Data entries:
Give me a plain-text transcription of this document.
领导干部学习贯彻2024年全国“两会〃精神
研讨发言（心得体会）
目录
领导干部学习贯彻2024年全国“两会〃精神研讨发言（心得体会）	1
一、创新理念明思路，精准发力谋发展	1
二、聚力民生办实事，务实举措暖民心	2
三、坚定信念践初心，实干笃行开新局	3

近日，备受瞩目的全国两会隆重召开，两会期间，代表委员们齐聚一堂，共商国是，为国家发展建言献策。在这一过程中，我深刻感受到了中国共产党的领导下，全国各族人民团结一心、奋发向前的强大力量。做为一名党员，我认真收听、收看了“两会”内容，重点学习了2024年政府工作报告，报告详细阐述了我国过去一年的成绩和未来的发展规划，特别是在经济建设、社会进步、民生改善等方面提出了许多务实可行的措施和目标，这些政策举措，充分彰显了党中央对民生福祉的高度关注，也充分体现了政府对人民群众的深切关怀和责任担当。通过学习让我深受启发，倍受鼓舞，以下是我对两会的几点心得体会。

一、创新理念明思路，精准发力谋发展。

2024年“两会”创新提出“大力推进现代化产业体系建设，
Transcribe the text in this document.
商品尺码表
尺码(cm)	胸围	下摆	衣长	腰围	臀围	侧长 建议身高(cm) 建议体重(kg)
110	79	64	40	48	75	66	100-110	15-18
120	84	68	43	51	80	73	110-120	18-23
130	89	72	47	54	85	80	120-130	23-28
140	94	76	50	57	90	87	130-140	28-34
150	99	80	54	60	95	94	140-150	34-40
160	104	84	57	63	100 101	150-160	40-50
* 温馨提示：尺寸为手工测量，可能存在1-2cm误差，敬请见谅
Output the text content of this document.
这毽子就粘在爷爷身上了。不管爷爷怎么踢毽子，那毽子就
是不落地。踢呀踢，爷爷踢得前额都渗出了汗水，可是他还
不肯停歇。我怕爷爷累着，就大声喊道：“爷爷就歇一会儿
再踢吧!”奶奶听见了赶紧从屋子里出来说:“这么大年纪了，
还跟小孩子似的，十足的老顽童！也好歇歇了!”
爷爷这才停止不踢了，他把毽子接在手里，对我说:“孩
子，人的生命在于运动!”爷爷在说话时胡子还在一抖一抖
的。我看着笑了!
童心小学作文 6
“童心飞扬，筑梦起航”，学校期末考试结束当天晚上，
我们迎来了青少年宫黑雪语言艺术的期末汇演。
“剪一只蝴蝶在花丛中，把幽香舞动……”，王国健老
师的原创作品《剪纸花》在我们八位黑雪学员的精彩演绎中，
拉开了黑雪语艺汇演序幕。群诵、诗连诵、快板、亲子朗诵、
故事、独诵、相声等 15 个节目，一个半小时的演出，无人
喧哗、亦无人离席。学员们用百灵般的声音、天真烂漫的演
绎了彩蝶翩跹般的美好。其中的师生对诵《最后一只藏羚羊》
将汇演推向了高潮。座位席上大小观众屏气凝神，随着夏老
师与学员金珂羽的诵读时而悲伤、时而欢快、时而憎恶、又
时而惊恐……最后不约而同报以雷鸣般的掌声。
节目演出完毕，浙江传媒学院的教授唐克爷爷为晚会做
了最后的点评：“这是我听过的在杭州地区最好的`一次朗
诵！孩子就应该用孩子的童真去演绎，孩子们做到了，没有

--

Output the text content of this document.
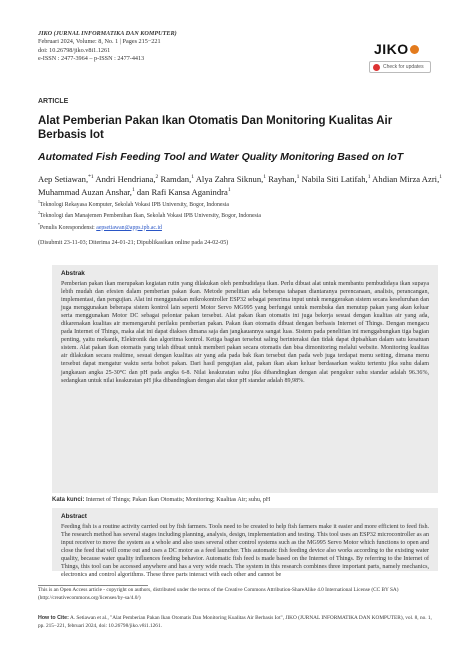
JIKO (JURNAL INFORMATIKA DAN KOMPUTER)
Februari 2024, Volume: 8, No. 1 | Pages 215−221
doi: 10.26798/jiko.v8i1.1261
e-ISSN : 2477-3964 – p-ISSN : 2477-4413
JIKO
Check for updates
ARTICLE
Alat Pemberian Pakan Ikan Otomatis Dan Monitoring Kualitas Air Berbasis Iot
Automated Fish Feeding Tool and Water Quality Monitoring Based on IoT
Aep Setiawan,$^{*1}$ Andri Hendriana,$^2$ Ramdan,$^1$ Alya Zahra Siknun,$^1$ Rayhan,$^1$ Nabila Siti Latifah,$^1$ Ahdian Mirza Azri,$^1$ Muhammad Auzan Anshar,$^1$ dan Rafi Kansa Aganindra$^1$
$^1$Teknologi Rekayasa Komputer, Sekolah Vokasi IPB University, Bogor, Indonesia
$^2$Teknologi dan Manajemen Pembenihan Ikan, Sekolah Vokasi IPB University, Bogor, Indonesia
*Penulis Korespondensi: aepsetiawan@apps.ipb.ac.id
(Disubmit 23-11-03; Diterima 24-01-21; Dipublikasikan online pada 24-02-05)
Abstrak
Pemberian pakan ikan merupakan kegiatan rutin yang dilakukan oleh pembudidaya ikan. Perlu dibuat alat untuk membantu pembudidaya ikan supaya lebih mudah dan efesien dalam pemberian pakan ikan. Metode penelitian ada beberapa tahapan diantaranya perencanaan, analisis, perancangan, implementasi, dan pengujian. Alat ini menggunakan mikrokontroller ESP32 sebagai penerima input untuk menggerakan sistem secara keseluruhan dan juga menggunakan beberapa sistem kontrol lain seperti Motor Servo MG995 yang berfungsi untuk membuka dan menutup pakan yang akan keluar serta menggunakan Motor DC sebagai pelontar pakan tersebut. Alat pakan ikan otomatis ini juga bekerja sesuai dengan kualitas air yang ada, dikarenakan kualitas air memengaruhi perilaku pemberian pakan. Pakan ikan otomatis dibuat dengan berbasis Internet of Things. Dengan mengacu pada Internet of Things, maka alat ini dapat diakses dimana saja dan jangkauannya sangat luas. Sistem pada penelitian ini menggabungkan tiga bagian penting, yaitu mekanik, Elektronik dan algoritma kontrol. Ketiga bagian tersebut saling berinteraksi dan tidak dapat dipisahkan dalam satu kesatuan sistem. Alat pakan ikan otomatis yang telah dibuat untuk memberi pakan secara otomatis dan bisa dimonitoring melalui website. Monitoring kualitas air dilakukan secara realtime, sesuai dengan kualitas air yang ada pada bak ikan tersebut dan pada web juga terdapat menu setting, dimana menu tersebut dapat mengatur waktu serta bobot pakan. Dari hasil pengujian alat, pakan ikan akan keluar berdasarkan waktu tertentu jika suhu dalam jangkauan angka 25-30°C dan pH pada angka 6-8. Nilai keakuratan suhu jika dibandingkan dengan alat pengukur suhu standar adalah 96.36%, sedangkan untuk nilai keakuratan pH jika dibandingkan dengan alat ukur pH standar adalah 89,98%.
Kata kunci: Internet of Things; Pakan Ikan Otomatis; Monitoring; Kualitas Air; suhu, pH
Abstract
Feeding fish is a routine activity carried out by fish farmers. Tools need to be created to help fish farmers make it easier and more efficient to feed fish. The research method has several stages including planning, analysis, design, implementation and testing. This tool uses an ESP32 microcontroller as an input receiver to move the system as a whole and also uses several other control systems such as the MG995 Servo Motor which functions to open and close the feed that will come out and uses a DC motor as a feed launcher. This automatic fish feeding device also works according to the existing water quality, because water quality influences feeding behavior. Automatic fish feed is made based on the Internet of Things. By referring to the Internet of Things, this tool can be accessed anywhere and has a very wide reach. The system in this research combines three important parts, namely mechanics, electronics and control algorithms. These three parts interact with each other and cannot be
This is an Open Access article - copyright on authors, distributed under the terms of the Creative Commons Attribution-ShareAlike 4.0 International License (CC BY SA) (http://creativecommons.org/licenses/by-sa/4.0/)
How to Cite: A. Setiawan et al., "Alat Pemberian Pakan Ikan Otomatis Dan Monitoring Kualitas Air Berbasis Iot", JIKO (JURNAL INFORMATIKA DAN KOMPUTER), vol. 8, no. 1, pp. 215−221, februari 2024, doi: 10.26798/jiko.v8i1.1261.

Task to complete:
List all lines in the material containing the string "创新理念明思路".

Complete output:
一、创新理念明思路，精准发力谋发展	1
一、创新理念明思路，精准发力谋发展。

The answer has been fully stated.